PROBLEM REQUIREMENTS - Transcribe every line of the records verbatim.

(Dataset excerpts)
☆ ☆ ☆ ☆ ☆ ☆ ☆

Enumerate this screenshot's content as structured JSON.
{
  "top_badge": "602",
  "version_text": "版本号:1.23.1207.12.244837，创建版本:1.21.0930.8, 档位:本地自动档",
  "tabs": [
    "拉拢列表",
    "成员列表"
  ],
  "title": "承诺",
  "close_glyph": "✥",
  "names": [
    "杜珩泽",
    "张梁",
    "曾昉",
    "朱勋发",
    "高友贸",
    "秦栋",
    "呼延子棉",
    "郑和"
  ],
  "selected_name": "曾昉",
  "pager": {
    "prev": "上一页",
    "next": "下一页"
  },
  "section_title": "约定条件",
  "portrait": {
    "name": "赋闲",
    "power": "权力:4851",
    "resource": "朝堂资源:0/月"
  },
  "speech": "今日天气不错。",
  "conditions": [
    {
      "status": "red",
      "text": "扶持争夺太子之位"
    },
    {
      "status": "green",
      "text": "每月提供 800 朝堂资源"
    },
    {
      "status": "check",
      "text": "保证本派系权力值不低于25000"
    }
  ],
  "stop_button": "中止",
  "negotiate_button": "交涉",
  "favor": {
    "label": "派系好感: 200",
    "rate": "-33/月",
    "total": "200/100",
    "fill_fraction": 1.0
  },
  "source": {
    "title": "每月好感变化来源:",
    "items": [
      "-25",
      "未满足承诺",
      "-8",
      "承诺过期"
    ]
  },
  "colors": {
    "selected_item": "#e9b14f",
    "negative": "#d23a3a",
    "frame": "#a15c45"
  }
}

☆ ☆ ☆ ☆ ☆ ☆ ☆

FULL ANSWER -
Enumerate this screenshot's content as structured JSON.
{
  "top_badge": "602",
  "version_text": "版本号:1.23.1207.12.244837，创建版本:1.21.0930.8, 档位:本地自动档",
  "tabs": [
    "拉拢列表",
    "成员列表"
  ],
  "title": "承诺",
  "close_glyph": "✥",
  "names": [
    "杜珩泽",
    "张梁",
    "曾昉",
    "朱勋发",
    "高友贸",
    "秦栋",
    "呼延子棉",
    "郑和"
  ],
  "selected_name": "曾昉",
  "pager": {
    "prev": "上一页",
    "next": "下一页"
  },
  "section_title": "约定条件",
  "portrait": {
    "name": "赋闲",
    "power": "权力:4851",
    "resource": "朝堂资源:0/月"
  },
  "speech": "今日天气不错。",
  "conditions": [
    {
      "status": "red",
      "text": "扶持争夺太子之位"
    },
    {
      "status": "green",
      "text": "每月提供 800 朝堂资源"
    },
    {
      "status": "check",
      "text": "保证本派系权力值不低于25000"
    }
  ],
  "stop_button": "中止",
  "negotiate_button": "交涉",
  "favor": {
    "label": "派系好感: 200",
    "rate": "-33/月",
    "total": "200/100",
    "fill_fraction": 1.0
  },
  "source": {
    "title": "每月好感变化来源:",
    "items": [
      "-25",
      "未满足承诺",
      "-8",
      "承诺过期"
    ]
  },
  "colors": {
    "selected_item": "#e9b14f",
    "negative": "#d23a3a",
    "frame": "#a15c45"
  }
}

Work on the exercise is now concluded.